(Data listing)
+---+

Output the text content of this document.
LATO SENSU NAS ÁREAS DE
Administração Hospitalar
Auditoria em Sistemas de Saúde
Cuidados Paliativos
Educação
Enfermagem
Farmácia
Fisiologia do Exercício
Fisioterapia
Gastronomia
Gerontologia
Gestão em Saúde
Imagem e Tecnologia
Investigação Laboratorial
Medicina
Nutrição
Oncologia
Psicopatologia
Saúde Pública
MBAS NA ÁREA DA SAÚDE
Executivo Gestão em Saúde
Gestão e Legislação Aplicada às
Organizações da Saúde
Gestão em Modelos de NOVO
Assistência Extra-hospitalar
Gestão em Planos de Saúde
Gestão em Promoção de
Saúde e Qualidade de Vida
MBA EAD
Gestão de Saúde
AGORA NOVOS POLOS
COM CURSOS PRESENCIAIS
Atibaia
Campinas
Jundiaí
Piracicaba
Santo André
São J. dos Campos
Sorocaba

+---+

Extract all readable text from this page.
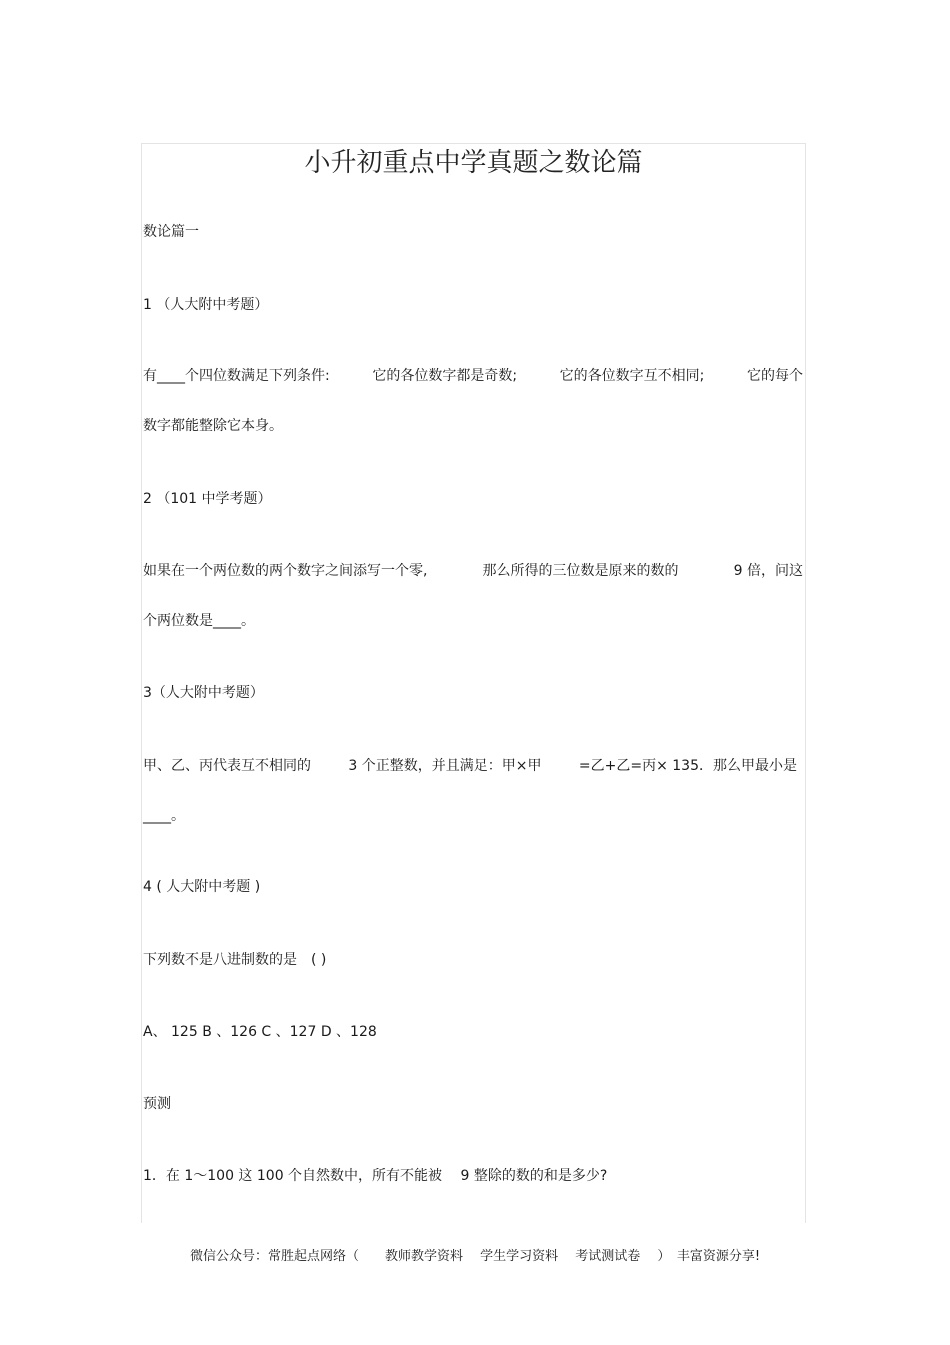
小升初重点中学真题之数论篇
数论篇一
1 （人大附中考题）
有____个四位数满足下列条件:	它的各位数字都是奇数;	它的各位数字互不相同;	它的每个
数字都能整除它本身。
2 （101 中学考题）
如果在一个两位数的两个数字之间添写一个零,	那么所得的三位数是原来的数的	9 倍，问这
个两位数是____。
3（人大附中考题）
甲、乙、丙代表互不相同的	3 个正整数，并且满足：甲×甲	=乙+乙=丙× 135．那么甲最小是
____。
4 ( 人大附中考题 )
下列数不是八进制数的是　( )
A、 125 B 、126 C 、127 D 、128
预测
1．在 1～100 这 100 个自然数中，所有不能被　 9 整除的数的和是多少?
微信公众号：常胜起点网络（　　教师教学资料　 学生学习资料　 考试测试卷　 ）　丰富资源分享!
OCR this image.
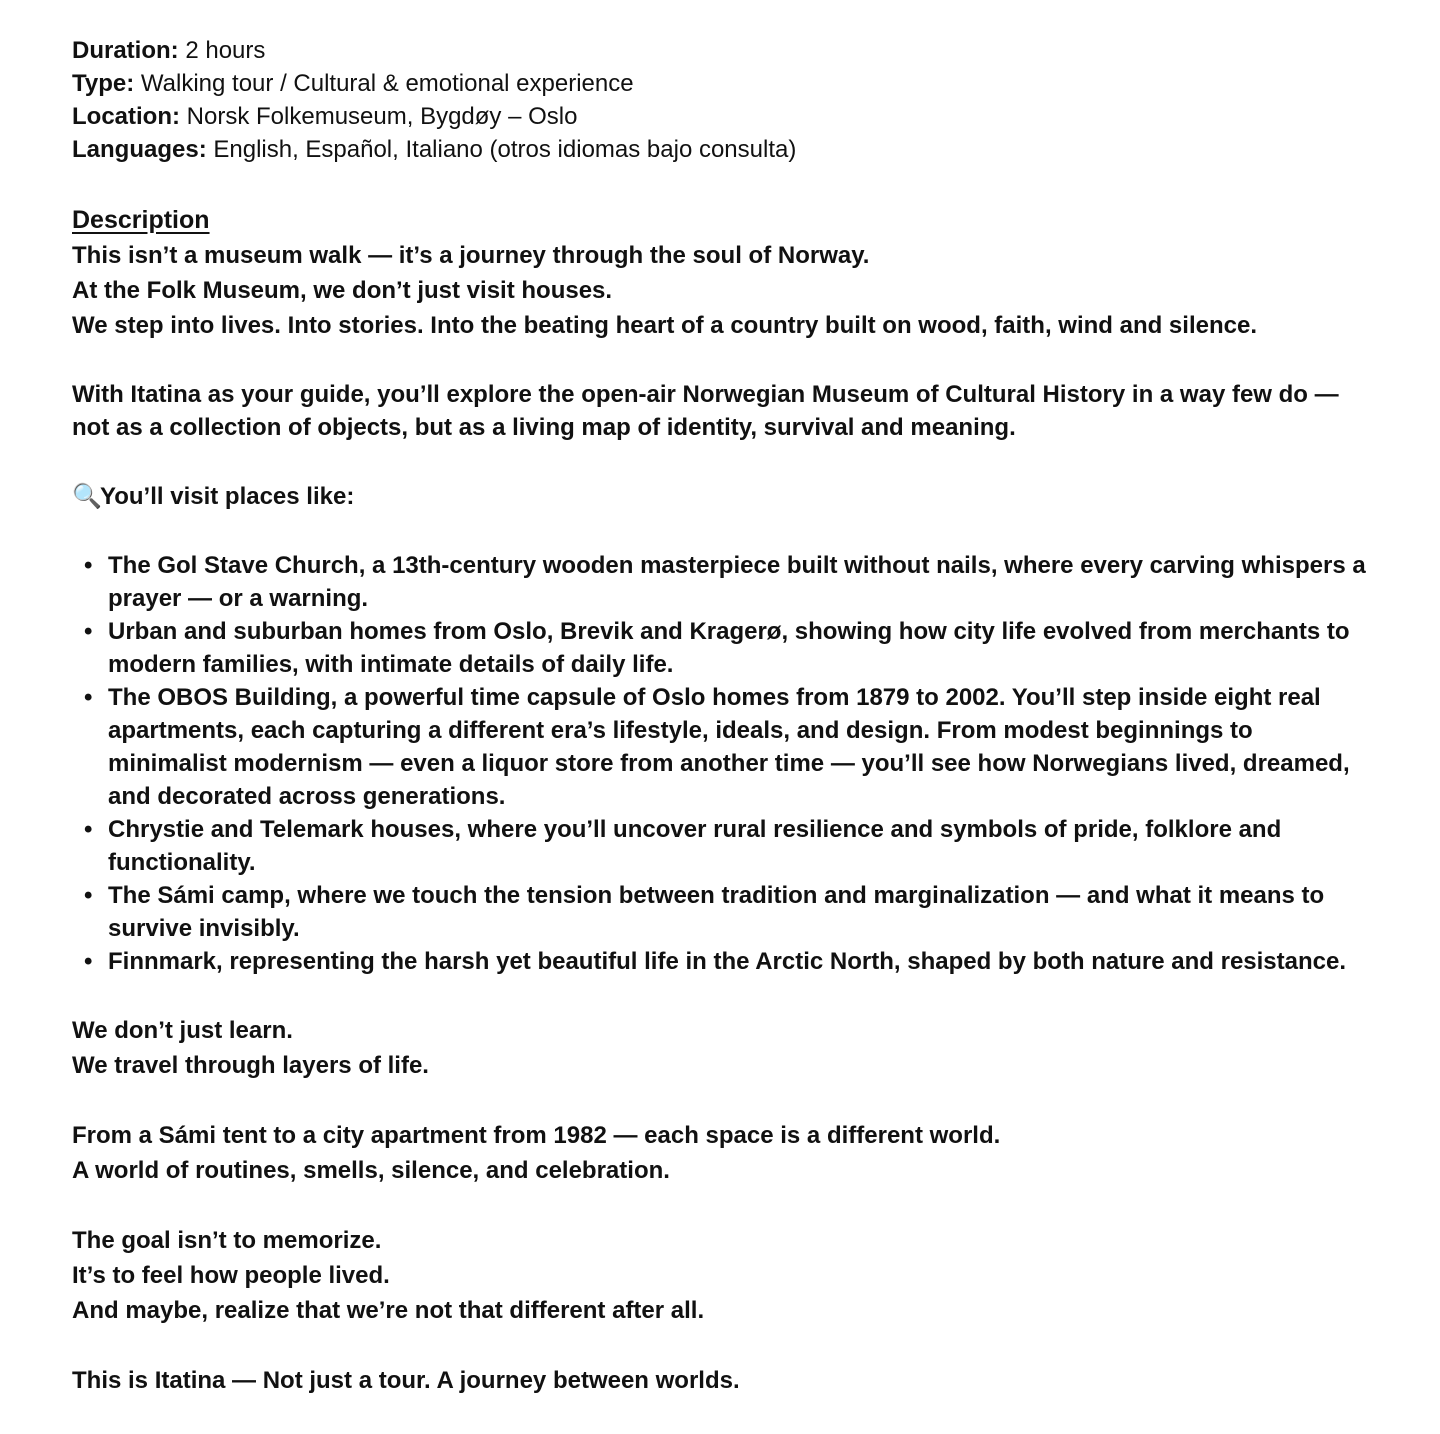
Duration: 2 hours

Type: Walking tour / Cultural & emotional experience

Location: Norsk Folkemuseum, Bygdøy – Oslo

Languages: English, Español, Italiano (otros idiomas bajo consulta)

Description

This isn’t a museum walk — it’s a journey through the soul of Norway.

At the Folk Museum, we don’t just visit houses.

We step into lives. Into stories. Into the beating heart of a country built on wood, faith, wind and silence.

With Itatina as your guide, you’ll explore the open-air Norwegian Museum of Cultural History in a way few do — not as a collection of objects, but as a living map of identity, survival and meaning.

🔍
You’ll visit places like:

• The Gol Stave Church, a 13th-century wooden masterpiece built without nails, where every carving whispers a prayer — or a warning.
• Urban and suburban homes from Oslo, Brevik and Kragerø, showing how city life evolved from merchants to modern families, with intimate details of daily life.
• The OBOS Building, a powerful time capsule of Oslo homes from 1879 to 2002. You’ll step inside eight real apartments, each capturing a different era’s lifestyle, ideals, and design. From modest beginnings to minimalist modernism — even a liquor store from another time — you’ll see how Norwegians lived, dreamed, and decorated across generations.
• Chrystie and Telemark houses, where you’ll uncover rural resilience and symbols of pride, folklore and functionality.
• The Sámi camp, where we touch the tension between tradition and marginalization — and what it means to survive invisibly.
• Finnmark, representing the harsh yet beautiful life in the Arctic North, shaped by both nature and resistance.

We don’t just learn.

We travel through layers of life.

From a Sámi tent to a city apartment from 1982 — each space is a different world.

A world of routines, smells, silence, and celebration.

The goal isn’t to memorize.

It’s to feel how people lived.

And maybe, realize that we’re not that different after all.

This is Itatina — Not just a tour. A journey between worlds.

+---+

Problem description
Copy out each line that contains the word "journey".

Exercise result
This isn’t a museum walk — it’s a journey through the soul of Norway.
This is Itatina — Not just a tour. A journey between worlds.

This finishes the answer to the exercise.